Given an array nums with n objects colored red, white, or blue, sort them in-place so that objects of the same color are adjacent, with the colors in the order red, white, and blue.
Here, we will use the integers 0, 1, and 2 to represent the color red, white, and blue respectively.
Follow up:
- Could you solve this problem without using the library's sort function?
- Could you come up with a one-pass algorithm using only O(1) constant space?
Example 1:
Input: nums = [2,0,2,1,1,0]
Output: [0,0,1,1,2,2]
Example 2:
Input: nums = [2,0,1]
Output: [0,1,2]
Constraints
n == nums.length
1 <= n <= 300
nums[i] is 0, 1, or 2.
這題其實是很單純的 Sort 問題,基本上六種 Sort 都可以解決。

- _数据摘录_:
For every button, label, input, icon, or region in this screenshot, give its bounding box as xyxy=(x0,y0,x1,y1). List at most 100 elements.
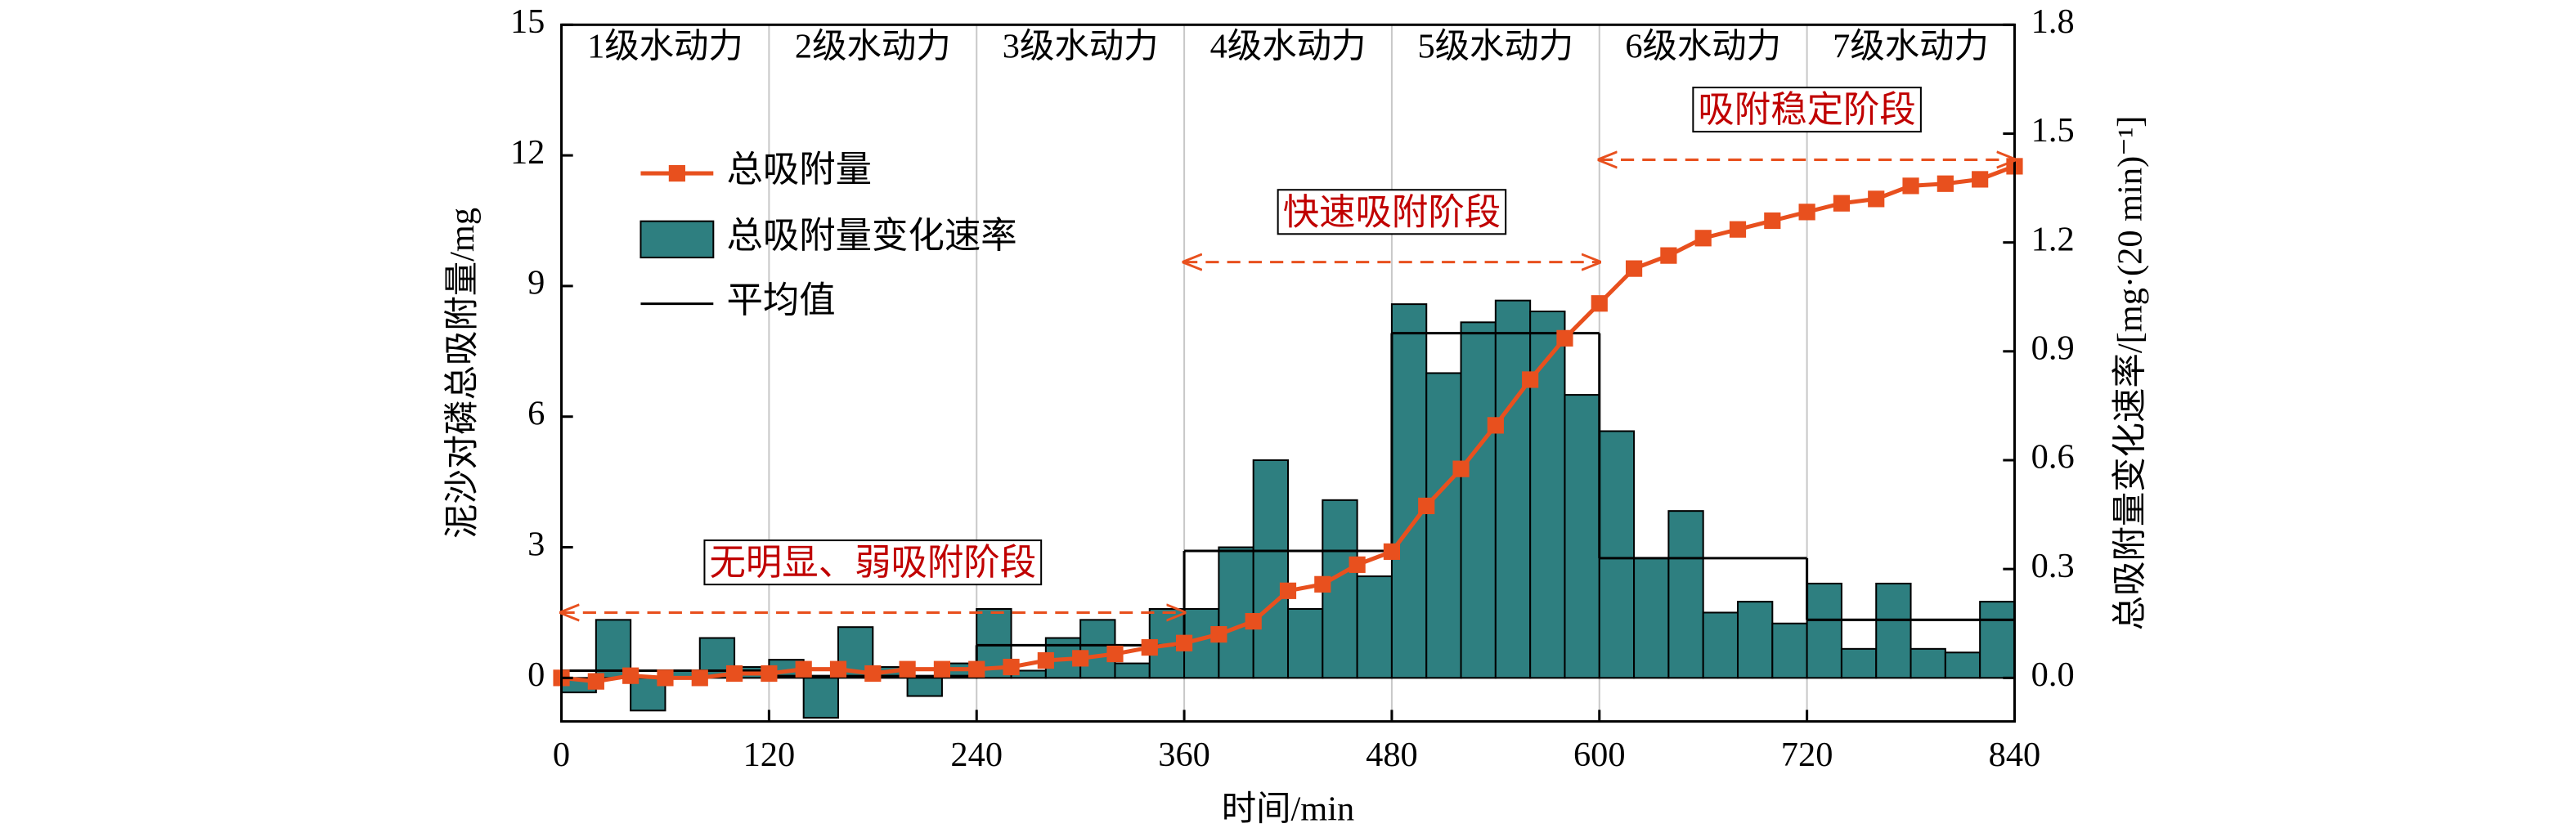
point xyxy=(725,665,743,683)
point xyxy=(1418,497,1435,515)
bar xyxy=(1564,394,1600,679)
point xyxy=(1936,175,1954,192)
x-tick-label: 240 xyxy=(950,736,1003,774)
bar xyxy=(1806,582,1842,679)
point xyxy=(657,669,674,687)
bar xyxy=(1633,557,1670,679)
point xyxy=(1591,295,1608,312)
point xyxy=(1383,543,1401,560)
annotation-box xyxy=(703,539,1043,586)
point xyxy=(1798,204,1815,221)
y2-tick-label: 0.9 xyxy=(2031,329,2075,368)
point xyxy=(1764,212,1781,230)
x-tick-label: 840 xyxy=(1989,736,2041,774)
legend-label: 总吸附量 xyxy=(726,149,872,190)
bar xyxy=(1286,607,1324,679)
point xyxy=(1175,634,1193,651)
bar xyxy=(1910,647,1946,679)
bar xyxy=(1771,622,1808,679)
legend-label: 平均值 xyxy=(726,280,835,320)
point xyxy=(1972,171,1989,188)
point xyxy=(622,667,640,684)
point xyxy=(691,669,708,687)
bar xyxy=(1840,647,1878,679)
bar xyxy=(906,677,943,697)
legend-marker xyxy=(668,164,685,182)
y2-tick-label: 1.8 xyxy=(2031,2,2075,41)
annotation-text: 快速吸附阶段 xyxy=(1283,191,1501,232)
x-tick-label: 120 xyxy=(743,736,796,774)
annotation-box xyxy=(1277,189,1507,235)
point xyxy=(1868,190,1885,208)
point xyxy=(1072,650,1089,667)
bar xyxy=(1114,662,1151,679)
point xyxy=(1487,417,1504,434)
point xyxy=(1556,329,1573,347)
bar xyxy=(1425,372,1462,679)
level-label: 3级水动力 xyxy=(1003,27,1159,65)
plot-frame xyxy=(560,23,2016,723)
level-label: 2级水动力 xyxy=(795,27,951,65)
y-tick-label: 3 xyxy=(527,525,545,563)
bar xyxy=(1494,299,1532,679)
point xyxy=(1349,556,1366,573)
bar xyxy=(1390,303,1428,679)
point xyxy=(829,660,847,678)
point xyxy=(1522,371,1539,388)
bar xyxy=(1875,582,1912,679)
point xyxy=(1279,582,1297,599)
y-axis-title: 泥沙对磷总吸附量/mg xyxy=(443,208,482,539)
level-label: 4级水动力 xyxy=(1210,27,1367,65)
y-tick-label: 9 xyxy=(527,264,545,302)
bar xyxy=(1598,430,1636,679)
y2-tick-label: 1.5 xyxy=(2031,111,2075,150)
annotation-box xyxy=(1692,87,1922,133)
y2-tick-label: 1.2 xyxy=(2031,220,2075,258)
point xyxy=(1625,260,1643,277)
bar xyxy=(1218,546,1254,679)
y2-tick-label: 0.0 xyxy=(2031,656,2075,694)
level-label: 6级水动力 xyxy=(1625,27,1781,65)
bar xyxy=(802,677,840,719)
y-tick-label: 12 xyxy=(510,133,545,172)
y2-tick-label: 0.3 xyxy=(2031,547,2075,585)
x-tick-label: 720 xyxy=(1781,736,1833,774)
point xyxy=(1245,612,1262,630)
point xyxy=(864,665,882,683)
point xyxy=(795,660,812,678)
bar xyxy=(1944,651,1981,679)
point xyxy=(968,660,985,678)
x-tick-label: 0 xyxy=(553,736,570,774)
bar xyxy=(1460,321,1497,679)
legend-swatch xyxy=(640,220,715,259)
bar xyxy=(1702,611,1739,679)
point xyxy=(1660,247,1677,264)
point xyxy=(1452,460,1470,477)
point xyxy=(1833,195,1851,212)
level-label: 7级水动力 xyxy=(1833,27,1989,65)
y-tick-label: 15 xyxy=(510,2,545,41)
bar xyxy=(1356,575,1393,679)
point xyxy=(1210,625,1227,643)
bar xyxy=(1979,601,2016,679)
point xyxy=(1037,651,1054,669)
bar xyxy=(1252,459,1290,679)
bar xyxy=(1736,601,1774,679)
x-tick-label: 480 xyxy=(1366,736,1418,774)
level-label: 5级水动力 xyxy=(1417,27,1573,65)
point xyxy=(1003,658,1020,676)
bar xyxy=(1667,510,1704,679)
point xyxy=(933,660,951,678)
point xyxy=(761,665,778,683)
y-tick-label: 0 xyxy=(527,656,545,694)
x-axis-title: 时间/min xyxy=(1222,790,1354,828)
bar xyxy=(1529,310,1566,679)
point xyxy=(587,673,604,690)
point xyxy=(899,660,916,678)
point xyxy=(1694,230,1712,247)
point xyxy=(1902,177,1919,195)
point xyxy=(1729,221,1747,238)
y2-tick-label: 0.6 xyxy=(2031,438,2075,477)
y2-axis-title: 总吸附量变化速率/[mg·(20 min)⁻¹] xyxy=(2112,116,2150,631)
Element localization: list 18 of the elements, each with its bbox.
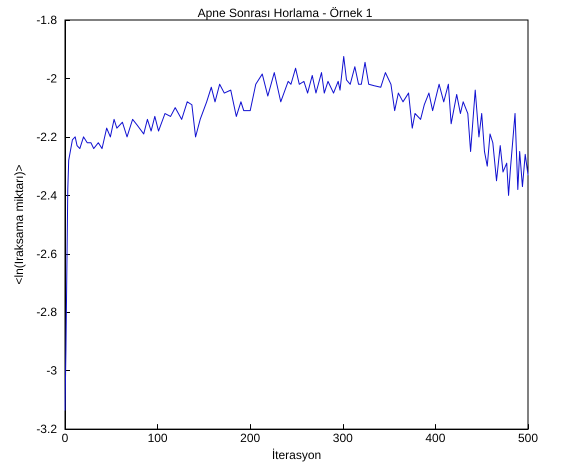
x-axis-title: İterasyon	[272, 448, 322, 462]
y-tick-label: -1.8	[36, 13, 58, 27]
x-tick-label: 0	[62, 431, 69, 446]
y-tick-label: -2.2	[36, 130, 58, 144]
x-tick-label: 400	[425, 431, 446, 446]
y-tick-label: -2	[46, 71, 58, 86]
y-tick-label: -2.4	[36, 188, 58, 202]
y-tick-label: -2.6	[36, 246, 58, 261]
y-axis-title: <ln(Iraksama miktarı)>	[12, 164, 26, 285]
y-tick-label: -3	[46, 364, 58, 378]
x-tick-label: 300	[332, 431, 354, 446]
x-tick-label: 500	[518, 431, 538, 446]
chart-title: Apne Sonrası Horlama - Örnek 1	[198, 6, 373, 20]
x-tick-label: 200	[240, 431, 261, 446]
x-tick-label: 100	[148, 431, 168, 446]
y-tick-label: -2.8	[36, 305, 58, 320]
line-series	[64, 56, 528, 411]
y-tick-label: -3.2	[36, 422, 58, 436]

- _问题与任务_:
(a) 请把原文中以“Given an array nums”开头的段落改写得更简短，并保留其主要事实。
(b) 请照原样复录原文中从“Given an array”起、一直到“O(1) constant space?”为止的部分。
这些记录取自另一来源。

- _完整解答_:
(a) 给定数组 nums，其中有 n 个红、白、蓝色的对象。要求原地排序，使同色对象相邻，颜色依次为红、白、蓝。

(b)
Given an array nums with n objects colored red, white, or blue, sort them in-place so that objects of the same color are adjacent, with the colors in the order red, white, and blue.
Here, we will use the integers 0, 1, and 2 to represent the color red, white, and blue respectively.
Follow up:
- Could you solve this problem without using the library's sort function?
- Could you come up with a one-pass algorithm using only O(1) constant space?